→ **EXERCISE REQUIREMENTS**:
Your answer must consist solely of the number of lines that contain the word "this".

--- TASK INPUT ---

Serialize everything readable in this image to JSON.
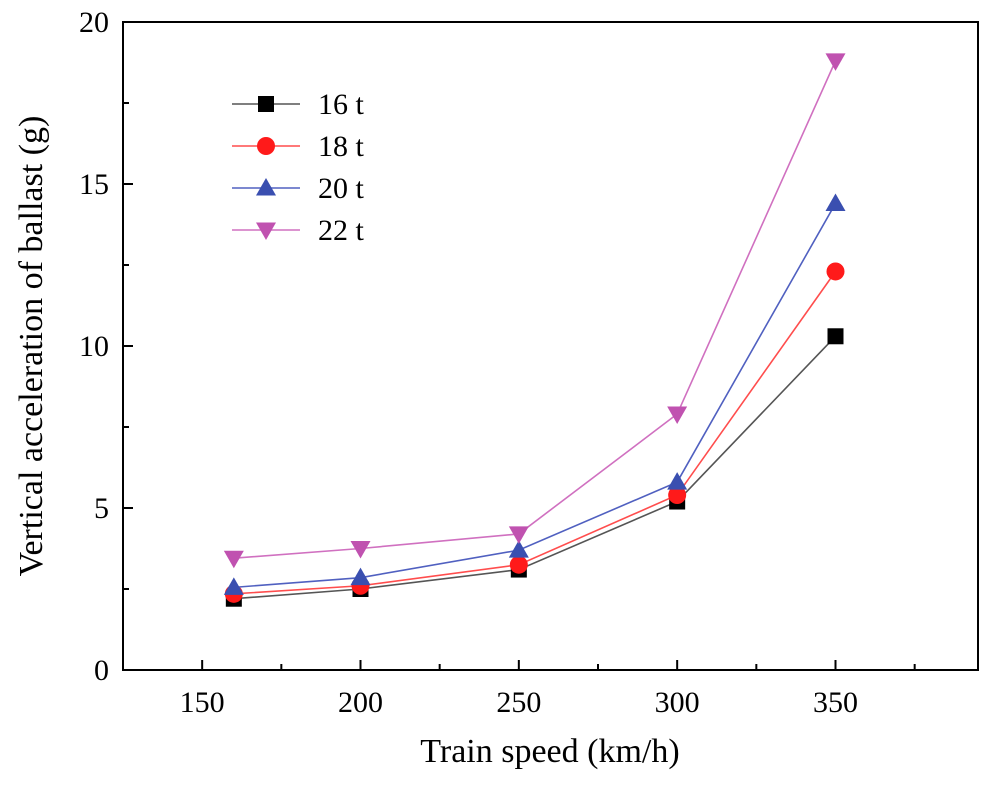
{
  "chart_data": {
    "type": "line",
    "title": "",
    "xlabel": "Train speed (km/h)",
    "ylabel": "Vertical acceleration of ballast (g)",
    "x": [
      160,
      200,
      250,
      300,
      350
    ],
    "xlim": [
      125,
      395
    ],
    "ylim": [
      0,
      20
    ],
    "xticks": [
      150,
      200,
      250,
      300,
      350
    ],
    "yticks": [
      0,
      5,
      10,
      15,
      20
    ],
    "grid": false,
    "legend_position": "top-left",
    "series": [
      {
        "name": "16 t",
        "marker": "square",
        "color": "#555555",
        "marker_color": "#000000",
        "values": [
          2.2,
          2.5,
          3.1,
          5.2,
          10.3
        ]
      },
      {
        "name": "18 t",
        "marker": "circle",
        "color": "#ff4d4d",
        "marker_color": "#ff1a1a",
        "values": [
          2.35,
          2.6,
          3.25,
          5.4,
          12.3
        ]
      },
      {
        "name": "20 t",
        "marker": "triangle-up",
        "color": "#5060c0",
        "marker_color": "#3a4fb0",
        "values": [
          2.55,
          2.85,
          3.7,
          5.8,
          14.4
        ]
      },
      {
        "name": "22 t",
        "marker": "triangle-down",
        "color": "#d070c0",
        "marker_color": "#c052b0",
        "values": [
          3.45,
          3.75,
          4.2,
          7.9,
          18.8
        ]
      }
    ]
  }
}
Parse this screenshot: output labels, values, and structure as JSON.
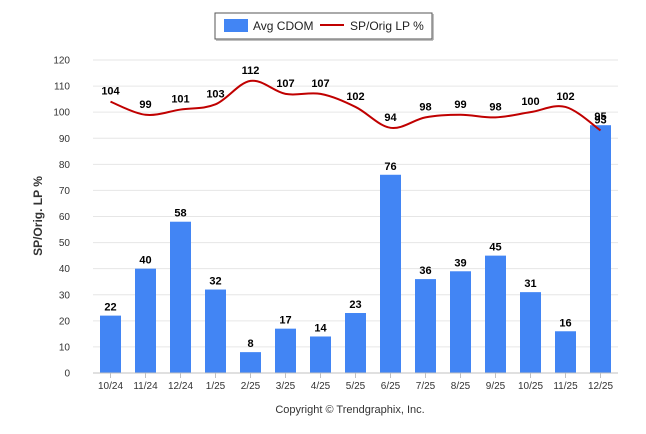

---

→ **THE REPLY**:
2